▸ **WHAT IS ASKED**:
Copy every record below, exactly as written.
[Start TASK INPUT]
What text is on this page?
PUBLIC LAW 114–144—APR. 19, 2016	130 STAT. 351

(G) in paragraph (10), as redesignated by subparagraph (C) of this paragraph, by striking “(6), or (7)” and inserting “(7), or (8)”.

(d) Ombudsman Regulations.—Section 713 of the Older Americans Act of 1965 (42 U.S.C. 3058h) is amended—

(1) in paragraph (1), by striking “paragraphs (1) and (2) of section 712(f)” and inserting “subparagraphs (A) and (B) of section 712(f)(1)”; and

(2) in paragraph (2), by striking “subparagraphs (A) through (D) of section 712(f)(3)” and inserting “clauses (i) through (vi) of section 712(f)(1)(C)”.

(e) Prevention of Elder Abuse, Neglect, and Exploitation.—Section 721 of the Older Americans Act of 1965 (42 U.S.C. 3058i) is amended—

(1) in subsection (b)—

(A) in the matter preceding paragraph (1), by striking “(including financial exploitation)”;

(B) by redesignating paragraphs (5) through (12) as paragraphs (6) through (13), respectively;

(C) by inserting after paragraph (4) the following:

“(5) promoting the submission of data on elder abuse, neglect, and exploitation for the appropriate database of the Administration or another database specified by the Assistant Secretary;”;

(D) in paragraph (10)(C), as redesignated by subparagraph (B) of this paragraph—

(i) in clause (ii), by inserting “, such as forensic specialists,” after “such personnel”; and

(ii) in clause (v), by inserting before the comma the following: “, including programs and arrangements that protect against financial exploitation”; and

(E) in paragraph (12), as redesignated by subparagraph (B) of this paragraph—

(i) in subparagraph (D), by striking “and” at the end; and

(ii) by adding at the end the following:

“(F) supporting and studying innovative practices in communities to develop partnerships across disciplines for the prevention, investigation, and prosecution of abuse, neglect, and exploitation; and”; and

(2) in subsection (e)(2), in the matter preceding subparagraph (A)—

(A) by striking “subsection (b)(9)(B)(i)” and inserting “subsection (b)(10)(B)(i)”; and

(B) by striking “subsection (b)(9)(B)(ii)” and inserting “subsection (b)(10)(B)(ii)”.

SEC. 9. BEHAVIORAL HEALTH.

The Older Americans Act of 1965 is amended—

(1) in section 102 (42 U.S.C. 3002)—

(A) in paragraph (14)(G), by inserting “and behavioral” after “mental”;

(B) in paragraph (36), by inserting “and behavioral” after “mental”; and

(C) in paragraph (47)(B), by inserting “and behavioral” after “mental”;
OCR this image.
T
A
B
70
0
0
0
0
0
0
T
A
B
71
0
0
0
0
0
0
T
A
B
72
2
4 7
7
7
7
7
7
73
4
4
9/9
[End TASK INPUT]
▸ **SOLUTION FOR THIS TASK**:
What text is on this page?
PUBLIC LAW 114–144—APR. 19, 2016	130 STAT. 351

(G) in paragraph (10), as redesignated by subparagraph (C) of this paragraph, by striking “(6), or (7)” and inserting “(7), or (8)”.

(d) Ombudsman Regulations.—Section 713 of the Older Americans Act of 1965 (42 U.S.C. 3058h) is amended—

(1) in paragraph (1), by striking “paragraphs (1) and (2) of section 712(f)” and inserting “subparagraphs (A) and (B) of section 712(f)(1)”; and

(2) in paragraph (2), by striking “subparagraphs (A) through (D) of section 712(f)(3)” and inserting “clauses (i) through (vi) of section 712(f)(1)(C)”.

(e) Prevention of Elder Abuse, Neglect, and Exploitation.—Section 721 of the Older Americans Act of 1965 (42 U.S.C. 3058i) is amended—

(1) in subsection (b)—

(A) in the matter preceding paragraph (1), by striking “(including financial exploitation)”;

(B) by redesignating paragraphs (5) through (12) as paragraphs (6) through (13), respectively;

(C) by inserting after paragraph (4) the following:

“(5) promoting the submission of data on elder abuse, neglect, and exploitation for the appropriate database of the Administration or another database specified by the Assistant Secretary;”;

(D) in paragraph (10)(C), as redesignated by subparagraph (B) of this paragraph—

(i) in clause (ii), by inserting “, such as forensic specialists,” after “such personnel”; and

(ii) in clause (v), by inserting before the comma the following: “, including programs and arrangements that protect against financial exploitation”; and

(E) in paragraph (12), as redesignated by subparagraph (B) of this paragraph—

(i) in subparagraph (D), by striking “and” at the end; and

(ii) by adding at the end the following:

“(F) supporting and studying innovative practices in communities to develop partnerships across disciplines for the prevention, investigation, and prosecution of abuse, neglect, and exploitation; and”; and

(2) in subsection (e)(2), in the matter preceding subparagraph (A)—

(A) by striking “subsection (b)(9)(B)(i)” and inserting “subsection (b)(10)(B)(i)”; and

(B) by striking “subsection (b)(9)(B)(ii)” and inserting “subsection (b)(10)(B)(ii)”.

SEC. 9. BEHAVIORAL HEALTH.

The Older Americans Act of 1965 is amended—

(1) in section 102 (42 U.S.C. 3002)—

(A) in paragraph (14)(G), by inserting “and behavioral” after “mental”;

(B) in paragraph (36), by inserting “and behavioral” after “mental”; and

(C) in paragraph (47)(B), by inserting “and behavioral” after “mental”;
OCR this image.
T
A
B
70
0
0
0
0
0
0
T
A
B
71
0
0
0
0
0
0
T
A
B
72
2
4 7
7
7
7
7
7
73
4
4
9/9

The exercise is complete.